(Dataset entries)

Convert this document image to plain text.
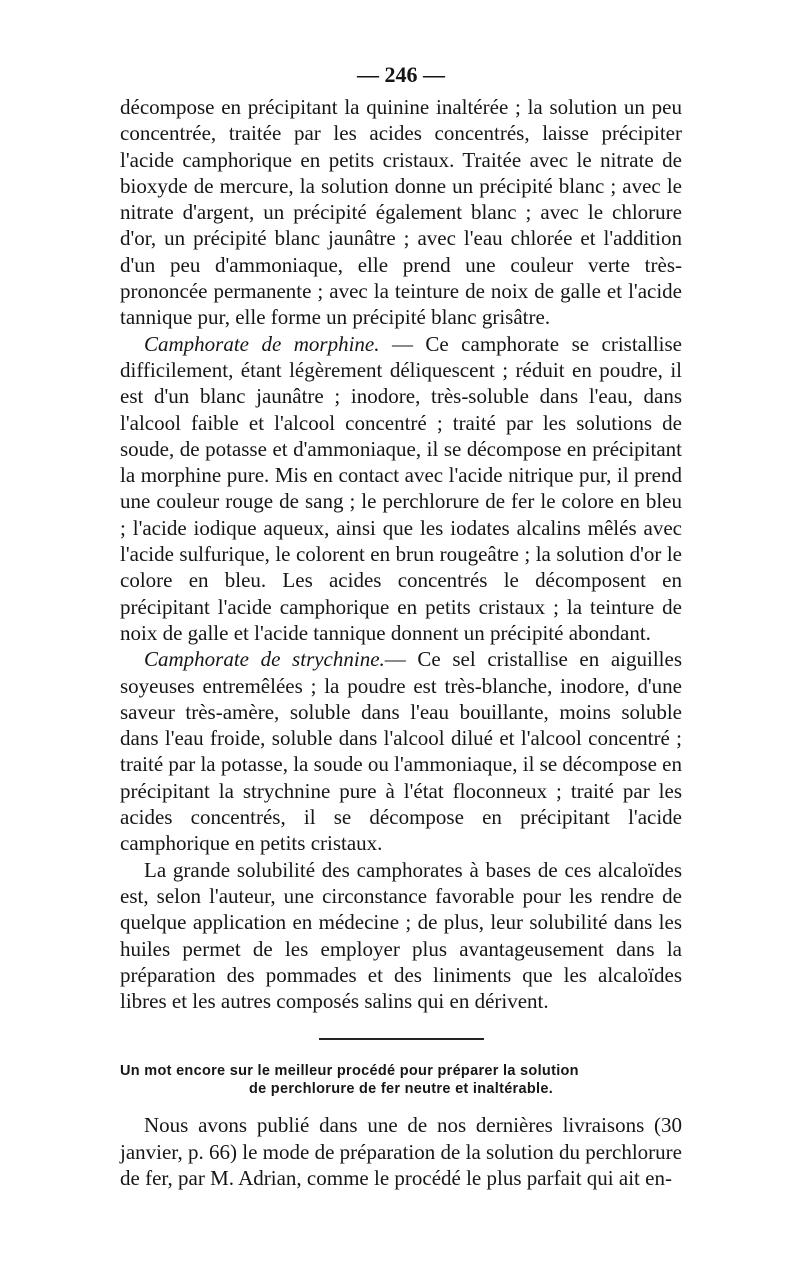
— 246 —

décompose en précipitant la quinine inaltérée ; la solution un peu concentrée, traitée par les acides concentrés, laisse précipiter l'acide camphorique en petits cristaux. Traitée avec le nitrate de bioxyde de mercure, la solution donne un précipité blanc ; avec le nitrate d'argent, un précipité également blanc ; avec le chlorure d'or, un précipité blanc jaunâtre ; avec l'eau chlorée et l'addition d'un peu d'ammoniaque, elle prend une couleur verte très-prononcée permanente ; avec la teinture de noix de galle et l'acide tannique pur, elle forme un précipité blanc grisâtre.

Camphorate de morphine. — Ce camphorate se cristallise difficilement, étant légèrement déliquescent ; réduit en poudre, il est d'un blanc jaunâtre ; inodore, très-soluble dans l'eau, dans l'alcool faible et l'alcool concentré ; traité par les solutions de soude, de potasse et d'ammoniaque, il se décompose en précipitant la morphine pure. Mis en contact avec l'acide nitrique pur, il prend une couleur rouge de sang ; le perchlorure de fer le colore en bleu ; l'acide iodique aqueux, ainsi que les iodates alcalins mêlés avec l'acide sulfurique, le colorent en brun rougeâtre ; la solution d'or le colore en bleu. Les acides concentrés le décomposent en précipitant l'acide camphorique en petits cristaux ; la teinture de noix de galle et l'acide tannique donnent un précipité abondant.

Camphorate de strychnine.— Ce sel cristallise en aiguilles soyeuses entremêlées ; la poudre est très-blanche, inodore, d'une saveur très-amère, soluble dans l'eau bouillante, moins soluble dans l'eau froide, soluble dans l'alcool dilué et l'alcool concentré ; traité par la potasse, la soude ou l'ammoniaque, il se décompose en précipitant la strychnine pure à l'état floconneux ; traité par les acides concentrés, il se décompose en précipitant l'acide camphorique en petits cristaux.

La grande solubilité des camphorates à bases de ces alcaloïdes est, selon l'auteur, une circonstance favorable pour les rendre de quelque application en médecine ; de plus, leur solubilité dans les huiles permet de les employer plus avantageusement dans la préparation des pommades et des liniments que les alcaloïdes libres et les autres composés salins qui en dérivent.

Un mot encore sur le meilleur procédé pour préparer la solution
de perchlorure de fer neutre et inaltérable.

Nous avons publié dans une de nos dernières livraisons (30 janvier, p. 66) le mode de préparation de la solution du perchlorure de fer, par M. Adrian, comme le procédé le plus parfait qui ait en-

### Set task
Skipping the pictures, transcribe each line above exactly as it appears.

### Solution to this task
Convert this document image to plain text.
— 246 —

décompose en précipitant la quinine inaltérée ; la solution un peu concentrée, traitée par les acides concentrés, laisse précipiter l'acide camphorique en petits cristaux. Traitée avec le nitrate de bioxyde de mercure, la solution donne un précipité blanc ; avec le nitrate d'argent, un précipité également blanc ; avec le chlorure d'or, un précipité blanc jaunâtre ; avec l'eau chlorée et l'addition d'un peu d'ammoniaque, elle prend une couleur verte très-prononcée permanente ; avec la teinture de noix de galle et l'acide tannique pur, elle forme un précipité blanc grisâtre.

Camphorate de morphine. — Ce camphorate se cristallise difficilement, étant légèrement déliquescent ; réduit en poudre, il est d'un blanc jaunâtre ; inodore, très-soluble dans l'eau, dans l'alcool faible et l'alcool concentré ; traité par les solutions de soude, de potasse et d'ammoniaque, il se décompose en précipitant la morphine pure. Mis en contact avec l'acide nitrique pur, il prend une couleur rouge de sang ; le perchlorure de fer le colore en bleu ; l'acide iodique aqueux, ainsi que les iodates alcalins mêlés avec l'acide sulfurique, le colorent en brun rougeâtre ; la solution d'or le colore en bleu. Les acides concentrés le décomposent en précipitant l'acide camphorique en petits cristaux ; la teinture de noix de galle et l'acide tannique donnent un précipité abondant.

Camphorate de strychnine.— Ce sel cristallise en aiguilles soyeuses entremêlées ; la poudre est très-blanche, inodore, d'une saveur très-amère, soluble dans l'eau bouillante, moins soluble dans l'eau froide, soluble dans l'alcool dilué et l'alcool concentré ; traité par la potasse, la soude ou l'ammoniaque, il se décompose en précipitant la strychnine pure à l'état floconneux ; traité par les acides concentrés, il se décompose en précipitant l'acide camphorique en petits cristaux.

La grande solubilité des camphorates à bases de ces alcaloïdes est, selon l'auteur, une circonstance favorable pour les rendre de quelque application en médecine ; de plus, leur solubilité dans les huiles permet de les employer plus avantageusement dans la préparation des pommades et des liniments que les alcaloïdes libres et les autres composés salins qui en dérivent.

Un mot encore sur le meilleur procédé pour préparer la solution
de perchlorure de fer neutre et inaltérable.

Nous avons publié dans une de nos dernières livraisons (30 janvier, p. 66) le mode de préparation de la solution du perchlorure de fer, par M. Adrian, comme le procédé le plus parfait qui ait en-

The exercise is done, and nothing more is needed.